EXERCISE: Copy out the lines that have "name" in them.

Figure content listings
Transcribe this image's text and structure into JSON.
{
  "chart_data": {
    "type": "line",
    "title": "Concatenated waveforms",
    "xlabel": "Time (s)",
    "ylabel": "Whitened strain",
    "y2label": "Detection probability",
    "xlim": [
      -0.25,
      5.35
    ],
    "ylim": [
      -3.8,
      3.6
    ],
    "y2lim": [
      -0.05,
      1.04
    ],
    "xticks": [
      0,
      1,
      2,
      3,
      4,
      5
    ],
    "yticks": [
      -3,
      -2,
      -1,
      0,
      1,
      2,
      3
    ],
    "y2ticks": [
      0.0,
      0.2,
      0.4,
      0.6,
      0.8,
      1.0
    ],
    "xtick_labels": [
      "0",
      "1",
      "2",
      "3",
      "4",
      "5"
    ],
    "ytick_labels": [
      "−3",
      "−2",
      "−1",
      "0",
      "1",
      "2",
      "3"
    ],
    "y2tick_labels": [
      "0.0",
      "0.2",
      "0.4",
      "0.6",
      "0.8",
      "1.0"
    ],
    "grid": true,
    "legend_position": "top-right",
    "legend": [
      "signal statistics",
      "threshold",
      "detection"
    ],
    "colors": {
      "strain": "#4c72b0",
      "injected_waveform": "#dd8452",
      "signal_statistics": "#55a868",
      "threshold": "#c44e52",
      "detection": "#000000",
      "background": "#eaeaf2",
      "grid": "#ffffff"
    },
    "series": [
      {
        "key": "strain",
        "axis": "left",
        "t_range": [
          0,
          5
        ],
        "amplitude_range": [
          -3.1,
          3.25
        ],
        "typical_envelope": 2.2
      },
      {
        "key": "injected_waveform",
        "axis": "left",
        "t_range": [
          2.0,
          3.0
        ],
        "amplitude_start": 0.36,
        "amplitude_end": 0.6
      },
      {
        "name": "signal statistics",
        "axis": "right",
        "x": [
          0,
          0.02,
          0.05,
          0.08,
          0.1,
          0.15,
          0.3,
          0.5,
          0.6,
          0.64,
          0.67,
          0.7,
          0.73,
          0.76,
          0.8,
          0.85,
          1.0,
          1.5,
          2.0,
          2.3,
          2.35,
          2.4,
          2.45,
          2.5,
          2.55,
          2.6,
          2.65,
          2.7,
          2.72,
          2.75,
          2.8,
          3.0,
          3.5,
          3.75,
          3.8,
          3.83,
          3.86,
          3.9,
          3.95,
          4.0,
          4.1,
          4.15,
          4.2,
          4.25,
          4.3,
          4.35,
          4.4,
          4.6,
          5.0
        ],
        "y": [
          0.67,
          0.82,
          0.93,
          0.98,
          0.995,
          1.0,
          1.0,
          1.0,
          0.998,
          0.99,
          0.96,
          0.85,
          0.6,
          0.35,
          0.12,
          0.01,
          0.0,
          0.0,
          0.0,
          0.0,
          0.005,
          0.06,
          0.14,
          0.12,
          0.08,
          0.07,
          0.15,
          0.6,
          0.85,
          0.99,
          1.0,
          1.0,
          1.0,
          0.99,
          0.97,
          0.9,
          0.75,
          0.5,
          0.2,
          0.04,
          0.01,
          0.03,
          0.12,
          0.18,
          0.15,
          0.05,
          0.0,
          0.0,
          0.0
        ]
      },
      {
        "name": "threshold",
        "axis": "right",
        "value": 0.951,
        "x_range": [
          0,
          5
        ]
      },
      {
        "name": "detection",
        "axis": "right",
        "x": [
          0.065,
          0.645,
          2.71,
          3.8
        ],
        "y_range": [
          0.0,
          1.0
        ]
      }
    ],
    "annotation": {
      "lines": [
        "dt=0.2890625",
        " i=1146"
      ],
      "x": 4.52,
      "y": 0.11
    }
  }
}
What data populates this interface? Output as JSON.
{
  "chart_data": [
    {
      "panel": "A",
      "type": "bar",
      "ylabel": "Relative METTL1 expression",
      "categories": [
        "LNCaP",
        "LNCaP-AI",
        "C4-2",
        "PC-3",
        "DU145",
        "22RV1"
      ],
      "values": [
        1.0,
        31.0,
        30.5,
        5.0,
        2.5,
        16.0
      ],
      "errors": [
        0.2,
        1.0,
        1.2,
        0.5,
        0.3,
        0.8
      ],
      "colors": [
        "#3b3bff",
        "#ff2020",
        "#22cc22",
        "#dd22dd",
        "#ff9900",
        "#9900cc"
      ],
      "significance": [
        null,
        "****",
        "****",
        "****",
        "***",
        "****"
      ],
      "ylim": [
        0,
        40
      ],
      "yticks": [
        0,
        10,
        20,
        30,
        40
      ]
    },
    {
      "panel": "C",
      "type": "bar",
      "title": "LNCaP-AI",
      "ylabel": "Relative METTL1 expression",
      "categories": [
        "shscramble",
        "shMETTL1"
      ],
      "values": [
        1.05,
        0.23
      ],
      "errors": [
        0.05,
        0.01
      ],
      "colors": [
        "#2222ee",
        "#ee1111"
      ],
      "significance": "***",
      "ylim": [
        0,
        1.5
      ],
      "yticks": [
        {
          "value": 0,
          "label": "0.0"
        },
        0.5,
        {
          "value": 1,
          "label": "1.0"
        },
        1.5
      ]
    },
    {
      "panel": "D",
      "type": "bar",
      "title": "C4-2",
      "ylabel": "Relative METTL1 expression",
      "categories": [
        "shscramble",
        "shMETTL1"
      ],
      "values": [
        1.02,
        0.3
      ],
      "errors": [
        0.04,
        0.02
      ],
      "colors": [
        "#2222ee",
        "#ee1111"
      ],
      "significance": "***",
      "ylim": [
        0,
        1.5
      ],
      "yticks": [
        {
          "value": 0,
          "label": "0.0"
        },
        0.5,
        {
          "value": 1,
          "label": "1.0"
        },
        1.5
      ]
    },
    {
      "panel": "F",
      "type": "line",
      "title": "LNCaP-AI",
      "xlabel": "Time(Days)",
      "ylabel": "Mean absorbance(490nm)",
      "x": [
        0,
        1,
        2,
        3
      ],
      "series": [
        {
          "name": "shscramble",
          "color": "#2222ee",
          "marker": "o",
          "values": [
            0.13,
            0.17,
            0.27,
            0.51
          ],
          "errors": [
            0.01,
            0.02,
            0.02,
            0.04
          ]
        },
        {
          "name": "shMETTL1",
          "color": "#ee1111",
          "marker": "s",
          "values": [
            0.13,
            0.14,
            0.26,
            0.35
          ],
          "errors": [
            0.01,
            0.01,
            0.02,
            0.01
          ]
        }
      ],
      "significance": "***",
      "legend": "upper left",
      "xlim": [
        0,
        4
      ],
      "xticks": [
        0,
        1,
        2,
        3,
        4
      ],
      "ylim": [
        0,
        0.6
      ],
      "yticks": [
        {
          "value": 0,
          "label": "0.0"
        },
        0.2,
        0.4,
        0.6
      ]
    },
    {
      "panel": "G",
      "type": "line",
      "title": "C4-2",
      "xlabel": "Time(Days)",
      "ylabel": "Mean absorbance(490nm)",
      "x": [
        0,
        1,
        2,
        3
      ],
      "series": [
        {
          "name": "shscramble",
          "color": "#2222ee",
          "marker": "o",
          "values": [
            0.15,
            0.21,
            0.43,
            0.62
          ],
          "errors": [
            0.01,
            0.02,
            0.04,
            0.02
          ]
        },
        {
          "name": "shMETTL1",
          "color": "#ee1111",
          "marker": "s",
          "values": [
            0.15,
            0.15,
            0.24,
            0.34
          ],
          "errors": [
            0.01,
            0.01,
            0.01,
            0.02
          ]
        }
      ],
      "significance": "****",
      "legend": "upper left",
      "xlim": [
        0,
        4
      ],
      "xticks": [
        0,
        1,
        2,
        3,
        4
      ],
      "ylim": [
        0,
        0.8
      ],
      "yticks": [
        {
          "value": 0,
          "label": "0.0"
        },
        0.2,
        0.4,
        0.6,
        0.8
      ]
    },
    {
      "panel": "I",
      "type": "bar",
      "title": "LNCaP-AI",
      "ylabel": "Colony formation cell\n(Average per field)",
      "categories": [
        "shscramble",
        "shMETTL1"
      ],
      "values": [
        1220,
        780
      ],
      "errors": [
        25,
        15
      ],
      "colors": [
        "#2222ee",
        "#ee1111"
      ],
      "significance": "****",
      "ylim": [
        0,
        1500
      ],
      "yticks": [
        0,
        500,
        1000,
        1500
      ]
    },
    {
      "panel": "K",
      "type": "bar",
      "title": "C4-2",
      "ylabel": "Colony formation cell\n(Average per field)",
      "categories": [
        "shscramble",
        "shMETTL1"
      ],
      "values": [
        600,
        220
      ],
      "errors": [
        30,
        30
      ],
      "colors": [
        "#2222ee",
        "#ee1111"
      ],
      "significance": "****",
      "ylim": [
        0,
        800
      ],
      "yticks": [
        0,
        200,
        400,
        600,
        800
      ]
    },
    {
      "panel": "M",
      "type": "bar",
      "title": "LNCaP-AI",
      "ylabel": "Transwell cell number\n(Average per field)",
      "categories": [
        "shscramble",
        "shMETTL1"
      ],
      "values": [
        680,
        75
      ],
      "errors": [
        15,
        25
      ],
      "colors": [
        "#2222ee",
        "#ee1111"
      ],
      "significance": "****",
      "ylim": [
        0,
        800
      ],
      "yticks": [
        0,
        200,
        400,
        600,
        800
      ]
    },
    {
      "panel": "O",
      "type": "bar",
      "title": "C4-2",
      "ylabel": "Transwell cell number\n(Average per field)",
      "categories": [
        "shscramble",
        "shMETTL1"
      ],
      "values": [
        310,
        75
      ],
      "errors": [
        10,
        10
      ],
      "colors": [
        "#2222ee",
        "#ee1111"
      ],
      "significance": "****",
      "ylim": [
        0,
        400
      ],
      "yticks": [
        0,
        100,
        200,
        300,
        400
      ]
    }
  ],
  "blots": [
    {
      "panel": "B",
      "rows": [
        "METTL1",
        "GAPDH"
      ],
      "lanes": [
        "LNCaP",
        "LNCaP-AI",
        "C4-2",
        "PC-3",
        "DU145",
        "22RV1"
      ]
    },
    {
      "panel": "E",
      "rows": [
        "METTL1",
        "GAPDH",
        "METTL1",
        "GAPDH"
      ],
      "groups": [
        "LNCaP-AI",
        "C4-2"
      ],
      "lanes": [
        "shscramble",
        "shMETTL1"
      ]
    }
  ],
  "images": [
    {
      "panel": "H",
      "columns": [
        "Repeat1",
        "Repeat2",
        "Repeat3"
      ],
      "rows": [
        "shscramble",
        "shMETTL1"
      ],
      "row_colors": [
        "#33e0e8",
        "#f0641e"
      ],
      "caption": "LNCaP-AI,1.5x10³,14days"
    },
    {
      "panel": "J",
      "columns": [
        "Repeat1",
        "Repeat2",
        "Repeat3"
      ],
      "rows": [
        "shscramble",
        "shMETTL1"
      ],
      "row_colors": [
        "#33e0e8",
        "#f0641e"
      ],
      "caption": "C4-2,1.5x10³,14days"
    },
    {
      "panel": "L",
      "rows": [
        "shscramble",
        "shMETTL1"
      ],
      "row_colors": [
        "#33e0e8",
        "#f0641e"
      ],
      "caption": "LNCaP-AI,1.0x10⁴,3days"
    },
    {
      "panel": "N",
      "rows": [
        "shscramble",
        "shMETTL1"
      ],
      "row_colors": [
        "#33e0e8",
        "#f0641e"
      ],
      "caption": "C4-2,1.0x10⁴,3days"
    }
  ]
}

ANSWER TO THIS PROBLEM:
        "name": "signal statistics",
        "name": "threshold",
        "name": "detection",
          "name": "shscramble",
          "name": "shMETTL1",
          "name": "shscramble",
          "name": "shMETTL1",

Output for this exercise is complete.